» TASK TO CARRY OUT: How many of the lines that follow contain the word "Speed"? Give only the number.

* Start SUPPLIED RECORDS *

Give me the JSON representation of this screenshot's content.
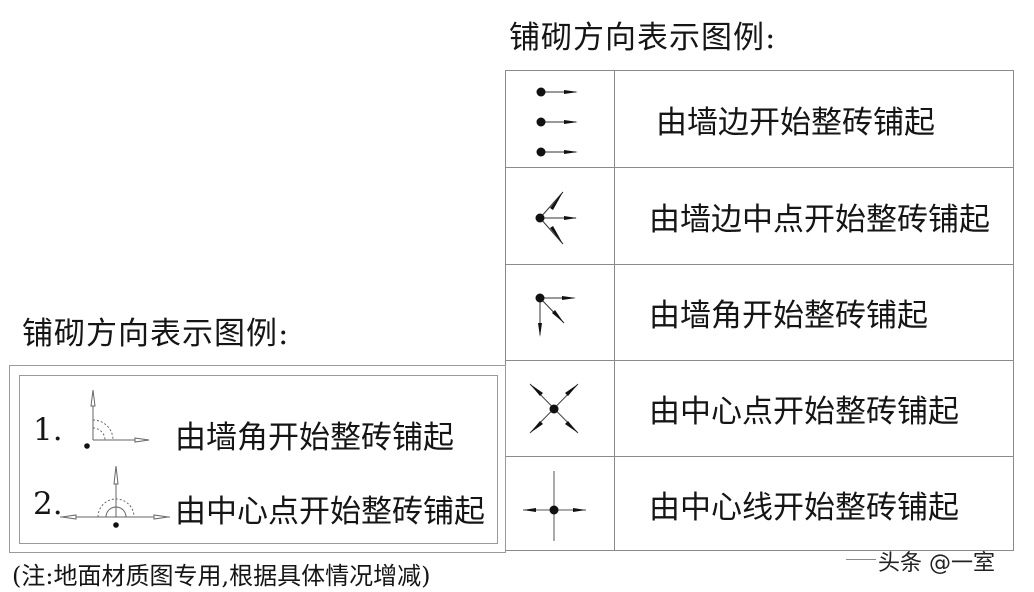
{
  "right_legend": {
    "title": "铺砌方向表示图例:",
    "rows": [
      {
        "symbol": "three-dots-arrows-right-icon",
        "label": "由墙边开始整砖铺起"
      },
      {
        "symbol": "dot-three-arrows-fan-icon",
        "label": "由墙边中点开始整砖铺起"
      },
      {
        "symbol": "corner-dot-three-arrows-icon",
        "label": "由墙角开始整砖铺起"
      },
      {
        "symbol": "center-dot-four-diagonal-arrows-icon",
        "label": "由中心点开始整砖铺起"
      },
      {
        "symbol": "center-line-cross-arrows-icon",
        "label": "由中心线开始整砖铺起"
      }
    ]
  },
  "left_legend": {
    "title": "铺砌方向表示图例:",
    "items": [
      {
        "number": "1.",
        "symbol": "corner-right-angle-arrows-icon",
        "label": "由墙角开始整砖铺起"
      },
      {
        "number": "2.",
        "symbol": "center-half-circle-arrows-icon",
        "label": "由中心点开始整砖铺起"
      }
    ],
    "note": "(注:地面材质图专用,根据具体情况增减)"
  },
  "watermark": {
    "text": "头条 @一室"
  },
  "colors": {
    "line": "#8a8a8a",
    "ink": "#151515",
    "background": "#ffffff"
  }
}
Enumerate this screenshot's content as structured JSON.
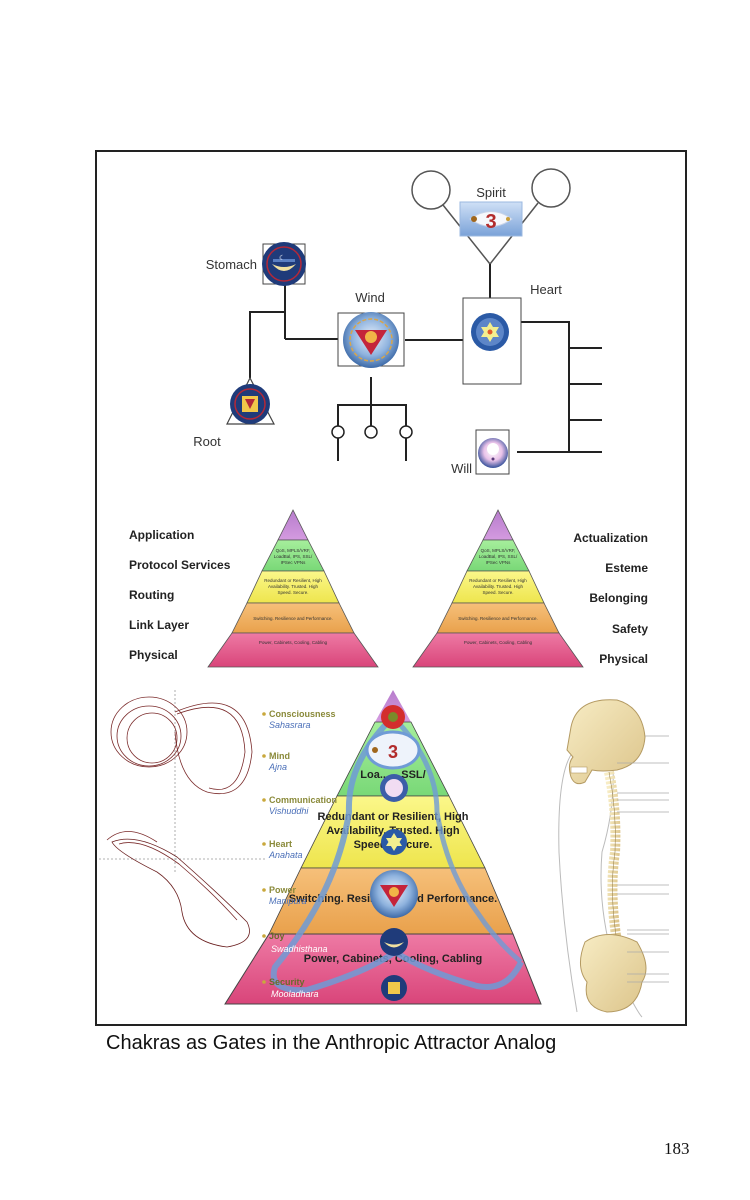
{
  "figure": {
    "network_diagram": {
      "nodes": [
        {
          "id": "spirit",
          "label": "Spirit"
        },
        {
          "id": "stomach",
          "label": "Stomach"
        },
        {
          "id": "wind",
          "label": "Wind"
        },
        {
          "id": "heart",
          "label": "Heart"
        },
        {
          "id": "root",
          "label": "Root"
        },
        {
          "id": "will",
          "label": "Will"
        }
      ]
    },
    "osi_pyramid": {
      "left_labels": [
        "Application",
        "Protocol Services",
        "Routing",
        "Link Layer",
        "Physical"
      ],
      "tiers": [
        {
          "text": "",
          "color": "#c98ad6"
        },
        {
          "text": "QoS, MPLS/VRF, LoadBal, IPS, SSL/ IPSec VPNs",
          "color": "#8fe08a"
        },
        {
          "text": "Redundant or Resilient, High Availability. Trusted. High Speed. Secure.",
          "color": "#f3f06a"
        },
        {
          "text": "Switching. Resilience and Performance.",
          "color": "#f1ad5e"
        },
        {
          "text": "Power, Cabinets, Cooling, Cabling",
          "color": "#e65b8c"
        }
      ]
    },
    "maslow_pyramid": {
      "right_labels": [
        "Actualization",
        "Esteme",
        "Belonging",
        "Safety",
        "Physical"
      ],
      "tiers": [
        {
          "text": ""
        },
        {
          "text": "QoS, MPLS/VRF, LoadBal, IPS, SSL/ IPSec VPNs"
        },
        {
          "text": "Redundant or Resilient, High Availability. Trusted. High Speed. Secure."
        },
        {
          "text": "Switching. Resilience and Performance."
        },
        {
          "text": "Power, Cabinets, Cooling, Cabling"
        }
      ]
    },
    "chakra_pyramid": {
      "tier_texts": [
        "Q... ..., Loa... ...SSL/ IP...",
        "Redundant or Resilient, High Availability. Trusted. High Speed. Secure.",
        "Switching. Resilience and Performance.",
        "Power, Cabinets, Cooling, Cabling"
      ],
      "chakra_labels": [
        {
          "name": "Consciousness",
          "sanskrit": "Sahasrara"
        },
        {
          "name": "Mind",
          "sanskrit": "Ajna"
        },
        {
          "name": "Communication",
          "sanskrit": "Vishuddhi"
        },
        {
          "name": "Heart",
          "sanskrit": "Anahata"
        },
        {
          "name": "Power",
          "sanskrit": "Manipura"
        },
        {
          "name": "Joy",
          "sanskrit": "Swadhisthana"
        },
        {
          "name": "Security",
          "sanskrit": "Mooladhara"
        }
      ]
    },
    "attractor_plot": {
      "description": "Lorenz attractor phase portraits"
    },
    "spine_illustration": {
      "description": "Human skeleton skull and spine, lateral view"
    }
  },
  "caption": "Chakras as Gates in the Anthropic Attractor Analog",
  "page_number": "183"
}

* End SUPPLIED RECORDS *

» FINAL RESULT: 3